§ **Working data**:

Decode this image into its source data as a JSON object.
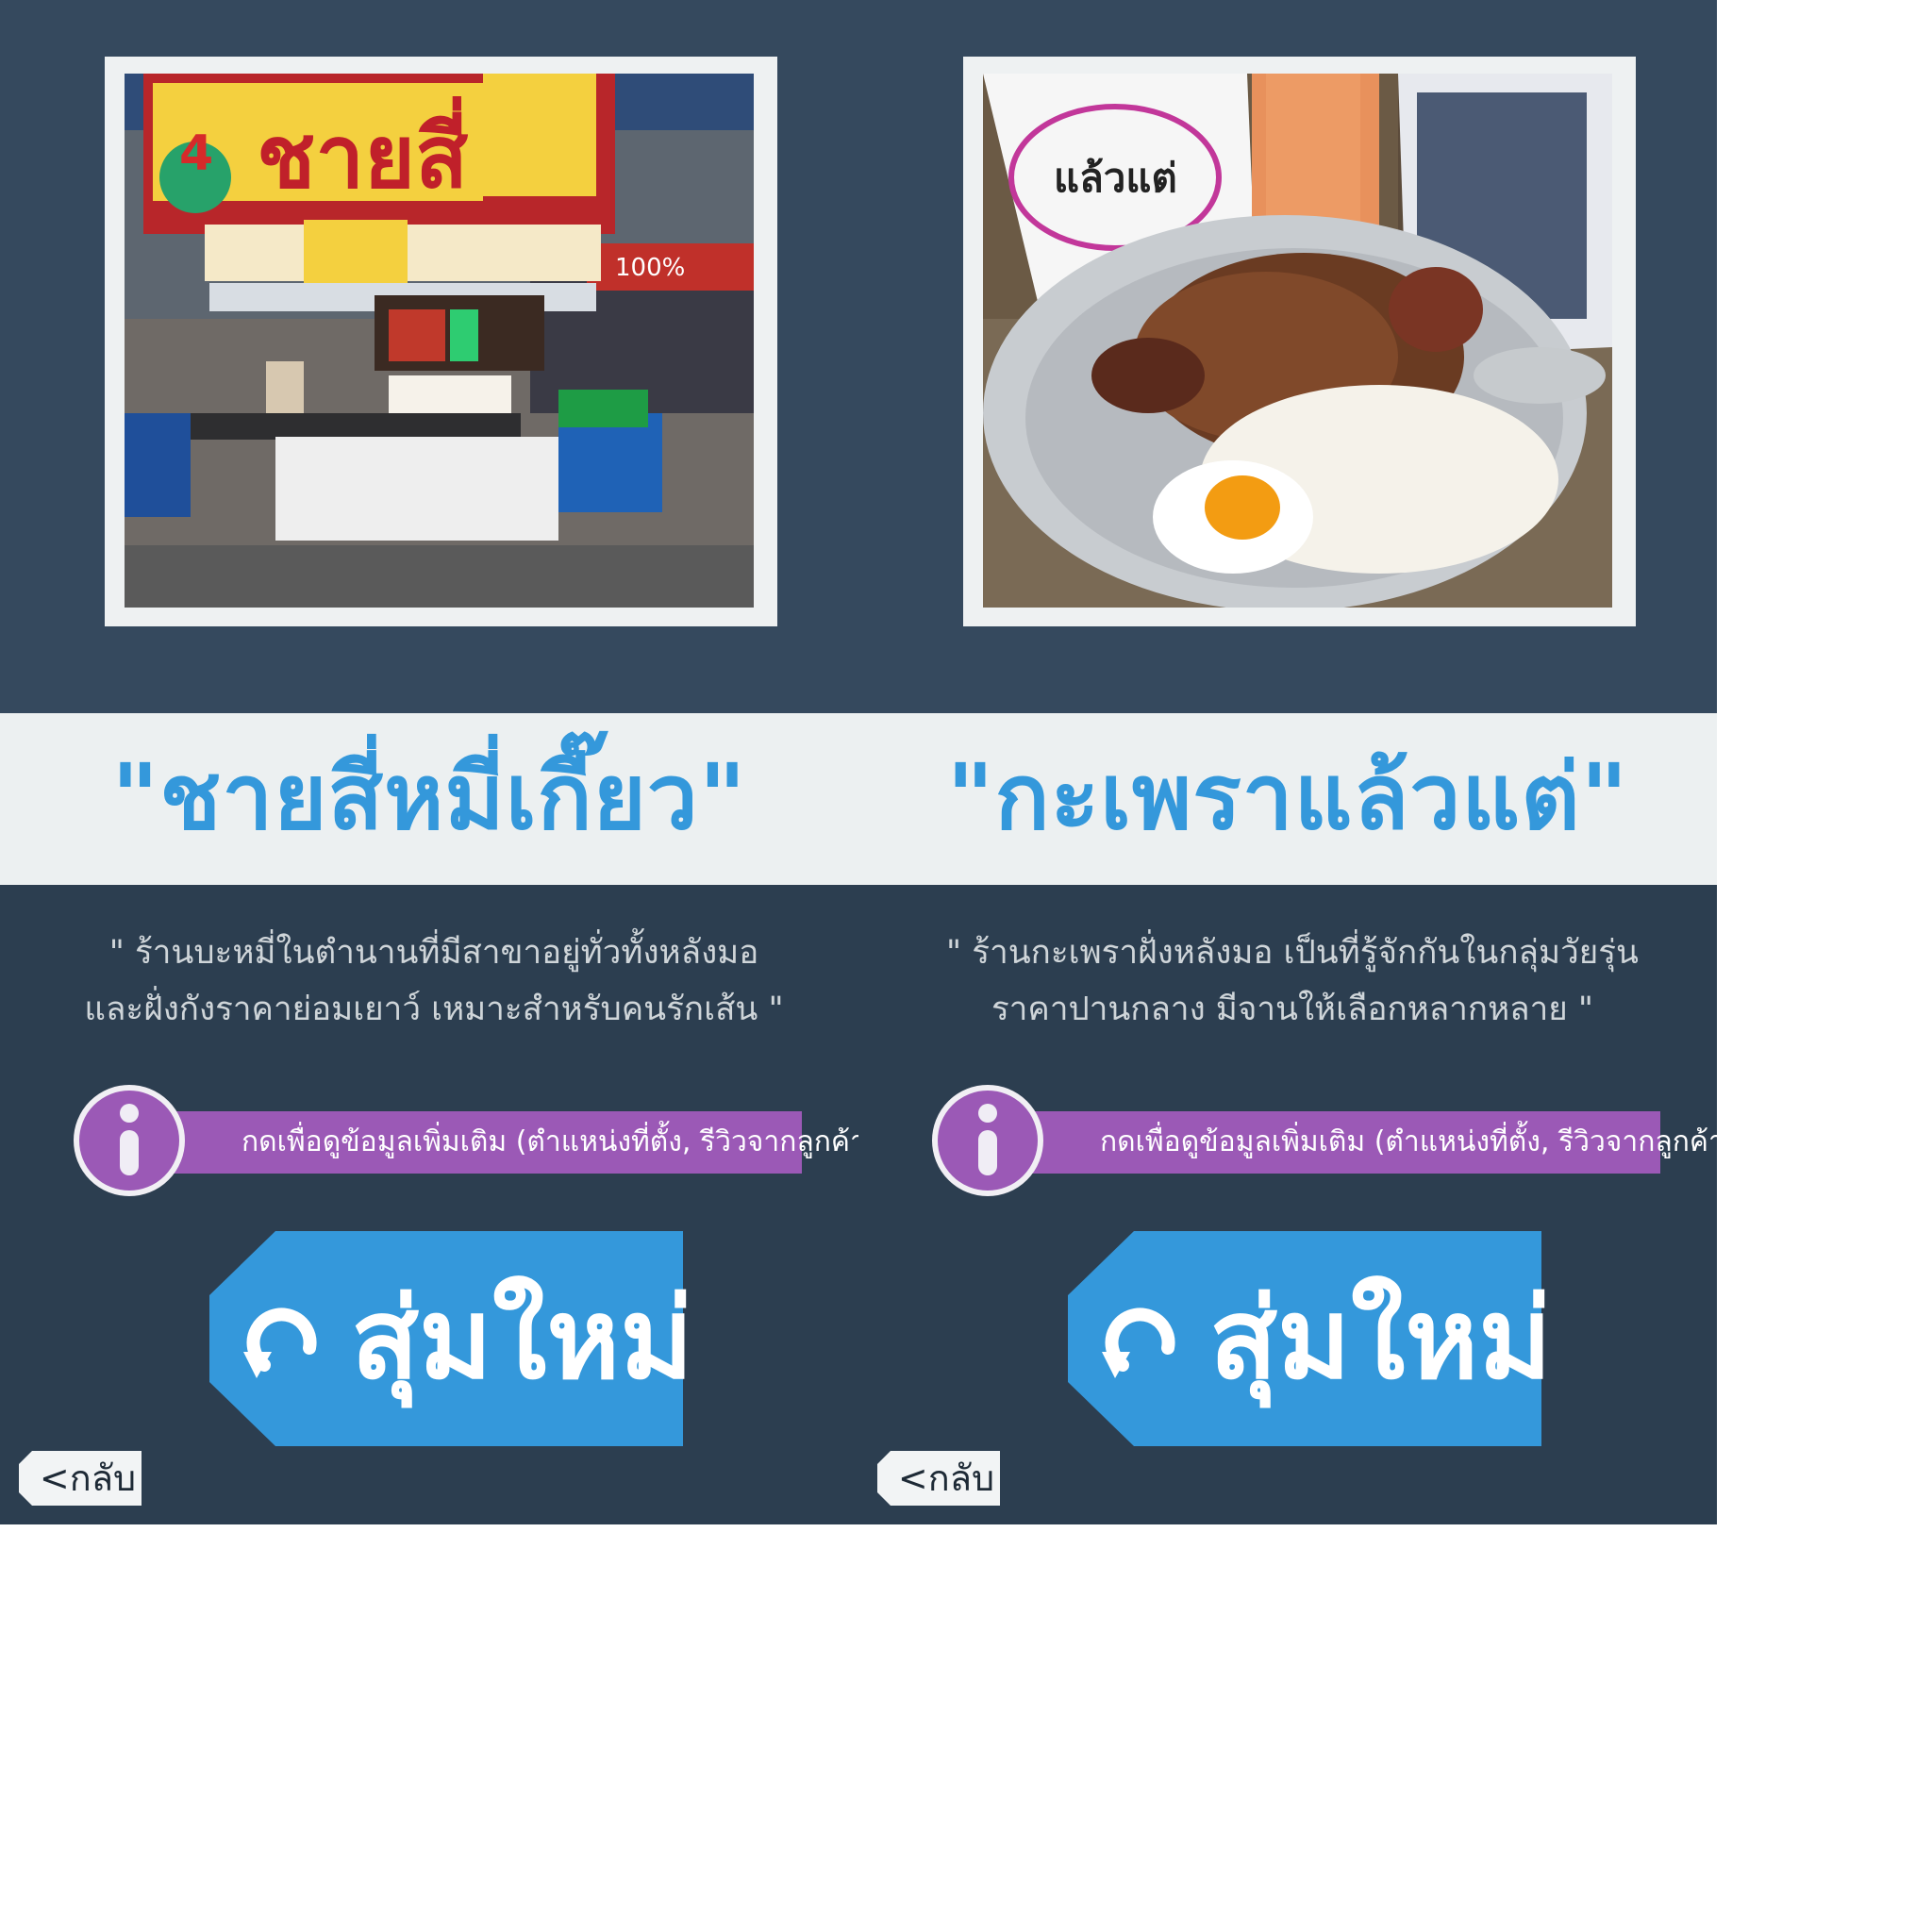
{
  "colors": {
    "top_background": "#35495e",
    "title_band": "#ecf0f1",
    "bottom_background": "#2c3e50",
    "title_text": "#3498db",
    "info_purple": "#9b59b6",
    "random_blue": "#3498db"
  },
  "panels": [
    {
      "title": "\"ชายสี่หมี่เกี๊ยว\"",
      "desc_line1": "\" ร้านบะหมี่ในตำนานที่มีสาขาอยู่ทั่วทั้งหลังมอ",
      "desc_line2": "และฝั่งกังราคาย่อมเยาว์ เหมาะสำหรับคนรักเส้น \"",
      "info_label": "กดเพื่อดูข้อมูลเพิ่มเติม (ตำแหน่งที่ตั้ง, รีวิวจากลูกค้า)",
      "info_icon": "info-icon",
      "random_label": "สุ่มใหม่",
      "random_icon": "refresh-icon",
      "back_label": "<กลับ",
      "photo": {
        "sign_text": "ชายสี่",
        "sign_number": "4",
        "banner_text": "100%"
      }
    },
    {
      "title": "\"กะเพราแล้วแต่\"",
      "desc_line1": "\" ร้านกะเพราฝั่งหลังมอ เป็นที่รู้จักกันในกลุ่มวัยรุ่น",
      "desc_line2": "ราคาปานกลาง มีจานให้เลือกหลากหลาย \"",
      "info_label": "กดเพื่อดูข้อมูลเพิ่มเติม (ตำแหน่งที่ตั้ง, รีวิวจากลูกค้า)",
      "info_icon": "info-icon",
      "random_label": "สุ่มใหม่",
      "random_icon": "refresh-icon",
      "back_label": "<กลับ",
      "photo": {
        "logo_text": "แล้วแต่"
      }
    }
  ]
}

§ **Task to carry out**: The records above should be reproduced exactly, with no pictures included.

§ **Response to the task**:
Decode this image into its source data as a JSON object.
{
  "colors": {
    "top_background": "#35495e",
    "title_band": "#ecf0f1",
    "bottom_background": "#2c3e50",
    "title_text": "#3498db",
    "info_purple": "#9b59b6",
    "random_blue": "#3498db"
  },
  "panels": [
    {
      "title": "\"ชายสี่หมี่เกี๊ยว\"",
      "desc_line1": "\" ร้านบะหมี่ในตำนานที่มีสาขาอยู่ทั่วทั้งหลังมอ",
      "desc_line2": "และฝั่งกังราคาย่อมเยาว์ เหมาะสำหรับคนรักเส้น \"",
      "info_label": "กดเพื่อดูข้อมูลเพิ่มเติม (ตำแหน่งที่ตั้ง, รีวิวจากลูกค้า)",
      "info_icon": "info-icon",
      "random_label": "สุ่มใหม่",
      "random_icon": "refresh-icon",
      "back_label": "<กลับ",
      "photo": {
        "sign_text": "ชายสี่",
        "sign_number": "4",
        "banner_text": "100%"
      }
    },
    {
      "title": "\"กะเพราแล้วแต่\"",
      "desc_line1": "\" ร้านกะเพราฝั่งหลังมอ เป็นที่รู้จักกันในกลุ่มวัยรุ่น",
      "desc_line2": "ราคาปานกลาง มีจานให้เลือกหลากหลาย \"",
      "info_label": "กดเพื่อดูข้อมูลเพิ่มเติม (ตำแหน่งที่ตั้ง, รีวิวจากลูกค้า)",
      "info_icon": "info-icon",
      "random_label": "สุ่มใหม่",
      "random_icon": "refresh-icon",
      "back_label": "<กลับ",
      "photo": {
        "logo_text": "แล้วแต่"
      }
    }
  ]
}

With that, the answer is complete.